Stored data
* BEGIN *

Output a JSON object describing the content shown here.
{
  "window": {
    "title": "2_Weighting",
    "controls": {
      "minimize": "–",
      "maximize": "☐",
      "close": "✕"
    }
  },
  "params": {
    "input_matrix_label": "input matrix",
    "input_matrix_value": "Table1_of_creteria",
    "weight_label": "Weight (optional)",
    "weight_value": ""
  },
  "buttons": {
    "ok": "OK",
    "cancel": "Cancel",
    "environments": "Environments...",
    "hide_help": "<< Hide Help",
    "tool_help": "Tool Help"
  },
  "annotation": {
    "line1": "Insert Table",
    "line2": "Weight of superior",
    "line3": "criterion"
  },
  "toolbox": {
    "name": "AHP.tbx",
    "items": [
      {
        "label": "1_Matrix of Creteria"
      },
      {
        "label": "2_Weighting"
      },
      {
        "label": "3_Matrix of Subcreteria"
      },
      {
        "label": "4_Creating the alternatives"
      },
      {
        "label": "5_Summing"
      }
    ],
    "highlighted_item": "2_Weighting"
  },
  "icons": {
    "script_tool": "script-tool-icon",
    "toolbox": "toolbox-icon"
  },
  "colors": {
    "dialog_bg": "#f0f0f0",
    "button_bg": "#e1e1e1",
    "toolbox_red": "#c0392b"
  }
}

* END *
* BEGIN *

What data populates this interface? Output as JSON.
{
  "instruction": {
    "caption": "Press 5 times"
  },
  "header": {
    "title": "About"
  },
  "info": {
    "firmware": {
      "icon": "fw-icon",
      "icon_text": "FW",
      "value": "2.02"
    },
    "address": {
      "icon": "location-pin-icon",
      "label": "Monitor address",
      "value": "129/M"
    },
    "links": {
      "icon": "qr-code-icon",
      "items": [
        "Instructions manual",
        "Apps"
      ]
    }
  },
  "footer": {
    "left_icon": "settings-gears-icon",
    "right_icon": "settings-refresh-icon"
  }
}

* END *

→ Aim of the task
How many lines in the entries contain the string "JSON"? Answer with the number only.

→ Task solution
2